• **What you are asked to do**:
Return the rows from the very first line through the line containing "nav-item-about[interactable]: ОБО МНЕ", inclusive, copied exactly with nothing changed.

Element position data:
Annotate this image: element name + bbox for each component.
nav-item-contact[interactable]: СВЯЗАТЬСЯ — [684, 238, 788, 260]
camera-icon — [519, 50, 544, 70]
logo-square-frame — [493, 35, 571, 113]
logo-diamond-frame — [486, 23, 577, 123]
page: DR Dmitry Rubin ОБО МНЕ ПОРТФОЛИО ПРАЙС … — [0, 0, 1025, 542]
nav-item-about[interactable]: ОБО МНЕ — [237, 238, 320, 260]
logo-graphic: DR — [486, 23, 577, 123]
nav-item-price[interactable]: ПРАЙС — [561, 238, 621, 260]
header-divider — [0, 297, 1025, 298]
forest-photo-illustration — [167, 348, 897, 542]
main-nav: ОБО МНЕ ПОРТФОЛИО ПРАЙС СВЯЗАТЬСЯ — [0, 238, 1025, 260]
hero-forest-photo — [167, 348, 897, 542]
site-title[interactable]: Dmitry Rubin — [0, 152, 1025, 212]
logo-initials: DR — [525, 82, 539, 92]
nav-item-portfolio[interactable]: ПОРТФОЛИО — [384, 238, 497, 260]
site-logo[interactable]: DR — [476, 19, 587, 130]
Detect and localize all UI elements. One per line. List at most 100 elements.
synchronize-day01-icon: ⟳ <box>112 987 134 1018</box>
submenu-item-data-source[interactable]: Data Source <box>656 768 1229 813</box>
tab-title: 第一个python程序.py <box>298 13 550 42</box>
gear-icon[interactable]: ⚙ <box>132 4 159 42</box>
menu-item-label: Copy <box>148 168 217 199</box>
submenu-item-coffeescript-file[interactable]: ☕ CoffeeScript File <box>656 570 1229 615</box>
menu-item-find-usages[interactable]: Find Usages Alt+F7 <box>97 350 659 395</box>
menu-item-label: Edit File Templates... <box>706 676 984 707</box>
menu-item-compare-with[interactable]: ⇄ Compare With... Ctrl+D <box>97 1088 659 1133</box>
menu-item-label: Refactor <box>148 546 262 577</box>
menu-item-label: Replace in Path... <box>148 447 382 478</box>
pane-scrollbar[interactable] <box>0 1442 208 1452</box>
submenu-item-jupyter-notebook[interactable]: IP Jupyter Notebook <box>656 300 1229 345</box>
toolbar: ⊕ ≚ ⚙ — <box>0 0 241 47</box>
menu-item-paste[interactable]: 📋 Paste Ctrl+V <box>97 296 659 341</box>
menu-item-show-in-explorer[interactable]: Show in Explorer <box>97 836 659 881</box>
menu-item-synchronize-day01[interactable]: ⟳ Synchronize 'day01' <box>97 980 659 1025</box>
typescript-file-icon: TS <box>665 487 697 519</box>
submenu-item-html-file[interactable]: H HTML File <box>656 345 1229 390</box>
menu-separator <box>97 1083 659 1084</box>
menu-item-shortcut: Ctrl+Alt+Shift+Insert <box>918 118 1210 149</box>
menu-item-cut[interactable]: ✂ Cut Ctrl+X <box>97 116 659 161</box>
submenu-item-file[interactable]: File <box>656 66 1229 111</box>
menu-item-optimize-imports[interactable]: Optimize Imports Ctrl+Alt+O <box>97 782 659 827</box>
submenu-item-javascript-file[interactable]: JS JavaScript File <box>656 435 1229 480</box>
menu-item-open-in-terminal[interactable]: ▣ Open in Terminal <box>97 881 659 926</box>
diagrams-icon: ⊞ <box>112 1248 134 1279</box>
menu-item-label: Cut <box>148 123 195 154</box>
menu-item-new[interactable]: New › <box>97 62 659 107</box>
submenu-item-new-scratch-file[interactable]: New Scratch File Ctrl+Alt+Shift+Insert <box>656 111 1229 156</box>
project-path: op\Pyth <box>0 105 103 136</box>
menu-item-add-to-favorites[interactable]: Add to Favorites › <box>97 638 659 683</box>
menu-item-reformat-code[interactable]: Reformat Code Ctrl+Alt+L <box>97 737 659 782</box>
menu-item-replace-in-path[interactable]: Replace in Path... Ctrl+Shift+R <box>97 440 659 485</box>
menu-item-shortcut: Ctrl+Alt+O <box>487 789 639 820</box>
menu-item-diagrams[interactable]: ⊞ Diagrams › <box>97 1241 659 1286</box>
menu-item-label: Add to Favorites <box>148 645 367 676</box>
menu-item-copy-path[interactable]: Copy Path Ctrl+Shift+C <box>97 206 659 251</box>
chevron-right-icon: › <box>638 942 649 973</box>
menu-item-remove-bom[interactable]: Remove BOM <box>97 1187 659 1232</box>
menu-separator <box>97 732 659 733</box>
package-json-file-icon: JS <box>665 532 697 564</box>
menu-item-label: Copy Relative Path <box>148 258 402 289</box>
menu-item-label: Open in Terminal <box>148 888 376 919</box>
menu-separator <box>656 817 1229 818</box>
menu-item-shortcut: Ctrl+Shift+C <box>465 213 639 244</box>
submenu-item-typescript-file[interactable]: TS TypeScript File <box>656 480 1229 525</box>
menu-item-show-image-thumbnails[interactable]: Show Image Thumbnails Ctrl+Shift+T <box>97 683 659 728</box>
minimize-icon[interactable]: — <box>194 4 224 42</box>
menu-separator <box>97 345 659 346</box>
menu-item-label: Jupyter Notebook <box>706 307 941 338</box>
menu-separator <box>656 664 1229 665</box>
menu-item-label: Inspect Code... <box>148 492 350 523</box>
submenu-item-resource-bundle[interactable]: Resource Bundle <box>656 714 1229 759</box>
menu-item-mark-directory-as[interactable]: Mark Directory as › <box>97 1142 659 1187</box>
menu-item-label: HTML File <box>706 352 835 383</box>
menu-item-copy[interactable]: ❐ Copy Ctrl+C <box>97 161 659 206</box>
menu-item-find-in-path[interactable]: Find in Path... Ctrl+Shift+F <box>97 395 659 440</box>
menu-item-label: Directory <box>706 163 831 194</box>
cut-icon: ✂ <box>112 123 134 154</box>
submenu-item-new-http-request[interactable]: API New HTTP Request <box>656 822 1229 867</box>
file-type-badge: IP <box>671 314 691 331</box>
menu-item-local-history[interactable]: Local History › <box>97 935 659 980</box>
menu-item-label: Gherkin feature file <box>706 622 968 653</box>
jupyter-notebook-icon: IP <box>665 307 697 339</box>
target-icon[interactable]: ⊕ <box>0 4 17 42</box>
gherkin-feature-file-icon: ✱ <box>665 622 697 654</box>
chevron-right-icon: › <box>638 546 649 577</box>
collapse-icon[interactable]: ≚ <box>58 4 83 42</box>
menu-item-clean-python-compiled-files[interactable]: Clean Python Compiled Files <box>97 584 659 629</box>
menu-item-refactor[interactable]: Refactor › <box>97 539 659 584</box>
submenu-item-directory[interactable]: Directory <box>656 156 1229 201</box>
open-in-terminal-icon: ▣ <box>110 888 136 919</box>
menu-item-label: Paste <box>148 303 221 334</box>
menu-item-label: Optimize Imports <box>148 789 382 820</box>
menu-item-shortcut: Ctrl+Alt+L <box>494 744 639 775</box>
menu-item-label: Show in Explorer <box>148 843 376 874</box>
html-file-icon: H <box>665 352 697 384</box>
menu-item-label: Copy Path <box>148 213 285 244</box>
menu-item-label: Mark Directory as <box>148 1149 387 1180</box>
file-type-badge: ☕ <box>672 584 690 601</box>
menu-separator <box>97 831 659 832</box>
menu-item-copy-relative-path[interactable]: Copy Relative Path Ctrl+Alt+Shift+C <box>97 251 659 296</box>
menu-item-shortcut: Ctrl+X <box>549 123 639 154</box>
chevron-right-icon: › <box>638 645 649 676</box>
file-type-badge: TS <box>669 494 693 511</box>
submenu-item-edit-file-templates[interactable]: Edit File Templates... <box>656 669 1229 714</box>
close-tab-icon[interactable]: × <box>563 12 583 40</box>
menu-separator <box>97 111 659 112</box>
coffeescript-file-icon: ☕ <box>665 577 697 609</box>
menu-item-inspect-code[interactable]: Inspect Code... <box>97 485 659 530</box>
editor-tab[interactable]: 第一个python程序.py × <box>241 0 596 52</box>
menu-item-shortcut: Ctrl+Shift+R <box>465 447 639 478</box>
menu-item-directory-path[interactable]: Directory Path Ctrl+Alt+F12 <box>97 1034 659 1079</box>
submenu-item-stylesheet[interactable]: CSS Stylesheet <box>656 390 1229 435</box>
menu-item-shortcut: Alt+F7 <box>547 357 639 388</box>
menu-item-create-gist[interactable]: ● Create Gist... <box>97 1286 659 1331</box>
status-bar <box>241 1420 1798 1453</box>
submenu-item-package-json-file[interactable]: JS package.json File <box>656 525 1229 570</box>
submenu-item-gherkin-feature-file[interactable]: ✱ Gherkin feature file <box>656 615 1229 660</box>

• **Finished answer**:
Annotate this image: element name + bbox for each component.
nav-item-contact[interactable]: СВЯЗАТЬСЯ — [684, 238, 788, 260]
camera-icon — [519, 50, 544, 70]
logo-square-frame — [493, 35, 571, 113]
logo-diamond-frame — [486, 23, 577, 123]
page: DR Dmitry Rubin ОБО МНЕ ПОРТФОЛИО ПРАЙС … — [0, 0, 1025, 542]
nav-item-about[interactable]: ОБО МНЕ — [237, 238, 320, 260]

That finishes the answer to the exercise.